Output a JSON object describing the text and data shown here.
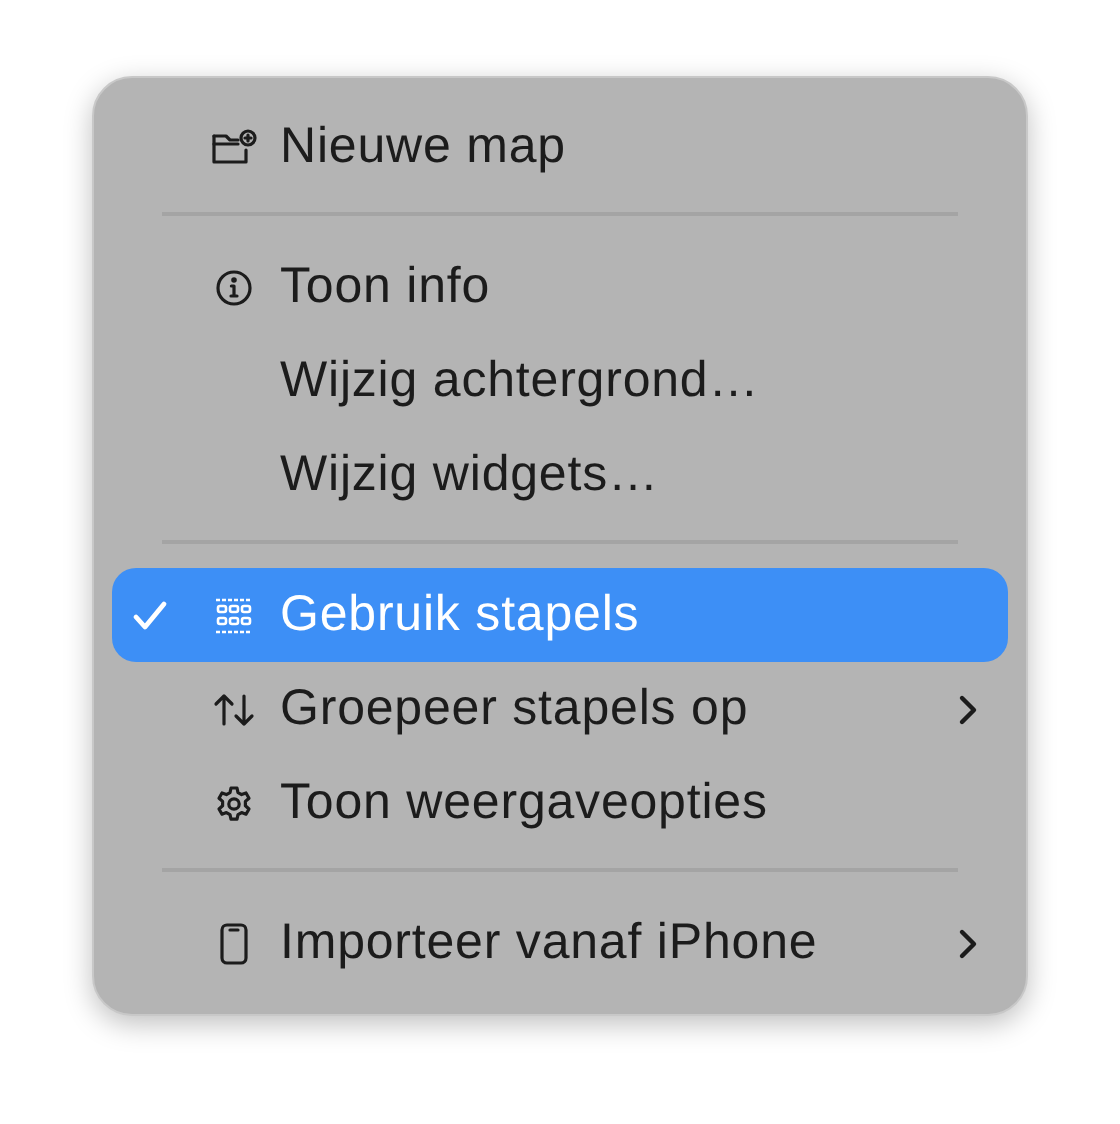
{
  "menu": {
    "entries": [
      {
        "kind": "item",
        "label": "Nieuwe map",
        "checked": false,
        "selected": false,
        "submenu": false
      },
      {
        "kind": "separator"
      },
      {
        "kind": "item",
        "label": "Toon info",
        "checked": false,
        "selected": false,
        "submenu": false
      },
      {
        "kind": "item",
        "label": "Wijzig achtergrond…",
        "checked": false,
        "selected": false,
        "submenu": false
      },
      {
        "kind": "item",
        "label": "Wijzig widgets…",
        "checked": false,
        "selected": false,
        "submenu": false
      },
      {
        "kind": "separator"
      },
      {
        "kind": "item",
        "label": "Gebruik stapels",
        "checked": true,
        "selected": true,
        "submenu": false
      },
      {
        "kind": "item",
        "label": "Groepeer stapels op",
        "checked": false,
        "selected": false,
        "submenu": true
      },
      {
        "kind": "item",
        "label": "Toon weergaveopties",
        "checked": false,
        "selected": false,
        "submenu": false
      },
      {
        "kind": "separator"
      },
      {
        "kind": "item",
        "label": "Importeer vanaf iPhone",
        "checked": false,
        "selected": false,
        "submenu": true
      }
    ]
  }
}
==================================================
→ TASK GOAL:
Every record must be copied exactly, with the pictures left out.

→ WRITTEN SOLUTION:
Output a JSON object describing the text and data shown here.
{
  "menu": {
    "entries": [
      {
        "kind": "item",
        "label": "Nieuwe map",
        "checked": false,
        "selected": false,
        "submenu": false
      },
      {
        "kind": "separator"
      },
      {
        "kind": "item",
        "label": "Toon info",
        "checked": false,
        "selected": false,
        "submenu": false
      },
      {
        "kind": "item",
        "label": "Wijzig achtergrond…",
        "checked": false,
        "selected": false,
        "submenu": false
      },
      {
        "kind": "item",
        "label": "Wijzig widgets…",
        "checked": false,
        "selected": false,
        "submenu": false
      },
      {
        "kind": "separator"
      },
      {
        "kind": "item",
        "label": "Gebruik stapels",
        "checked": true,
        "selected": true,
        "submenu": false
      },
      {
        "kind": "item",
        "label": "Groepeer stapels op",
        "checked": false,
        "selected": false,
        "submenu": true
      },
      {
        "kind": "item",
        "label": "Toon weergaveopties",
        "checked": false,
        "selected": false,
        "submenu": false
      },
      {
        "kind": "separator"
      },
      {
        "kind": "item",
        "label": "Importeer vanaf iPhone",
        "checked": false,
        "selected": false,
        "submenu": true
      }
    ]
  }
}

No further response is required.